▶ **Material for this task**
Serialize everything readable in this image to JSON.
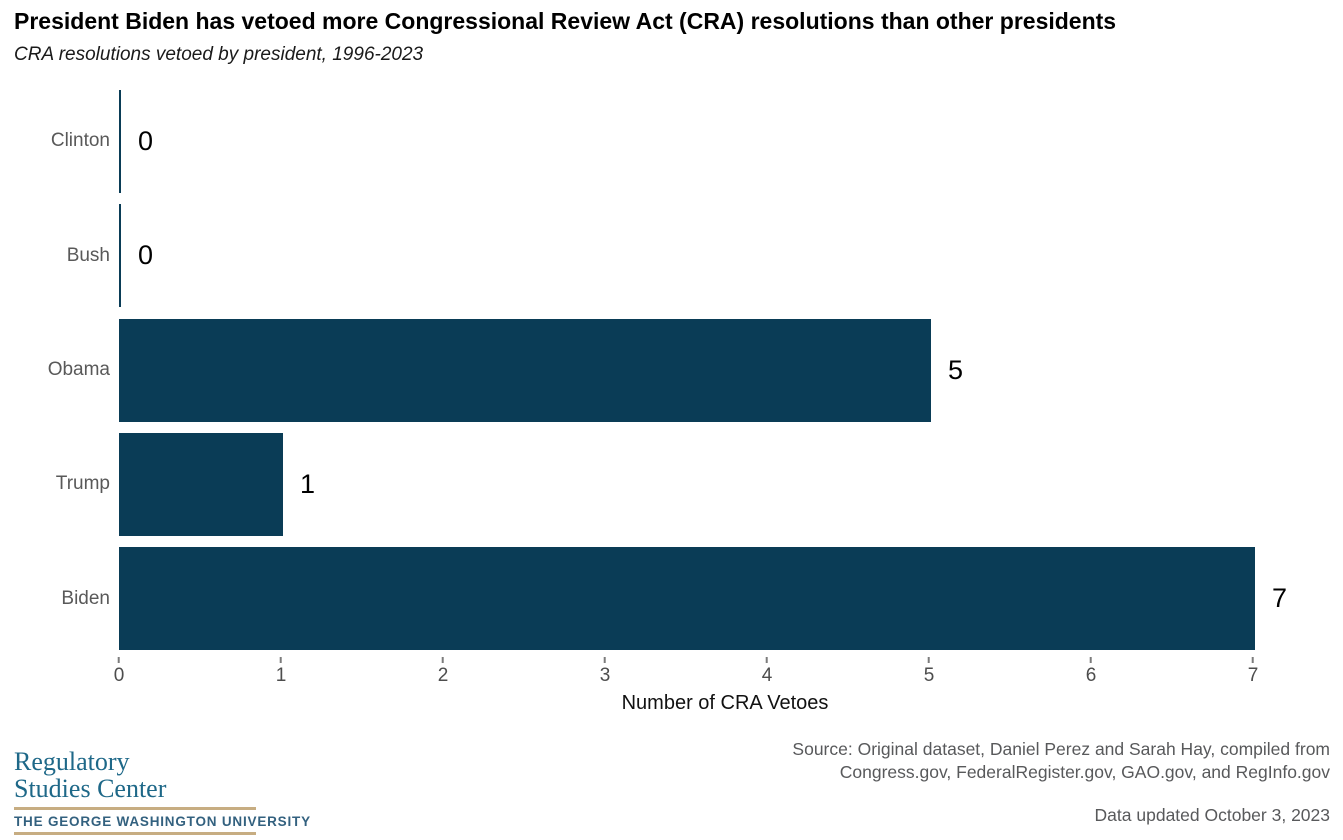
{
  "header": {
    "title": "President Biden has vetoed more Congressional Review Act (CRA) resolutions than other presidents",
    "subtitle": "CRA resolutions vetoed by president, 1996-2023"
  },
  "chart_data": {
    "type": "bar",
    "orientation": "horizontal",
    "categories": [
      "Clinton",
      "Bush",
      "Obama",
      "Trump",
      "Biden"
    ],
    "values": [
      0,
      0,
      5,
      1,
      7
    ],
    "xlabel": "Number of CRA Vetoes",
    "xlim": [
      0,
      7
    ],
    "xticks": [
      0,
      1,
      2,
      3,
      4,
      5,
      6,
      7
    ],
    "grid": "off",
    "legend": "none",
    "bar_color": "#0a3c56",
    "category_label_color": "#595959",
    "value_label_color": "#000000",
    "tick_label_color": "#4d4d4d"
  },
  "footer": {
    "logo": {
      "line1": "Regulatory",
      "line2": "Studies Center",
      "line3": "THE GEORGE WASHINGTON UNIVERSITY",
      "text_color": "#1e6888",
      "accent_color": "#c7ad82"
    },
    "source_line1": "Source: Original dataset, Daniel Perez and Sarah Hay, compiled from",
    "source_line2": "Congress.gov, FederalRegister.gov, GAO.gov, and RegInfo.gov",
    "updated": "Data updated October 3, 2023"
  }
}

▶ **Task**
Each entry above should be reproduced exactly, with the pictures removed.

▶ **Task result**
Serialize everything readable in this image to JSON.
{
  "header": {
    "title": "President Biden has vetoed more Congressional Review Act (CRA) resolutions than other presidents",
    "subtitle": "CRA resolutions vetoed by president, 1996-2023"
  },
  "chart_data": {
    "type": "bar",
    "orientation": "horizontal",
    "categories": [
      "Clinton",
      "Bush",
      "Obama",
      "Trump",
      "Biden"
    ],
    "values": [
      0,
      0,
      5,
      1,
      7
    ],
    "xlabel": "Number of CRA Vetoes",
    "xlim": [
      0,
      7
    ],
    "xticks": [
      0,
      1,
      2,
      3,
      4,
      5,
      6,
      7
    ],
    "grid": "off",
    "legend": "none",
    "bar_color": "#0a3c56",
    "category_label_color": "#595959",
    "value_label_color": "#000000",
    "tick_label_color": "#4d4d4d"
  },
  "footer": {
    "logo": {
      "line1": "Regulatory",
      "line2": "Studies Center",
      "line3": "THE GEORGE WASHINGTON UNIVERSITY",
      "text_color": "#1e6888",
      "accent_color": "#c7ad82"
    },
    "source_line1": "Source: Original dataset, Daniel Perez and Sarah Hay, compiled from",
    "source_line2": "Congress.gov, FederalRegister.gov, GAO.gov, and RegInfo.gov",
    "updated": "Data updated October 3, 2023"
  }
}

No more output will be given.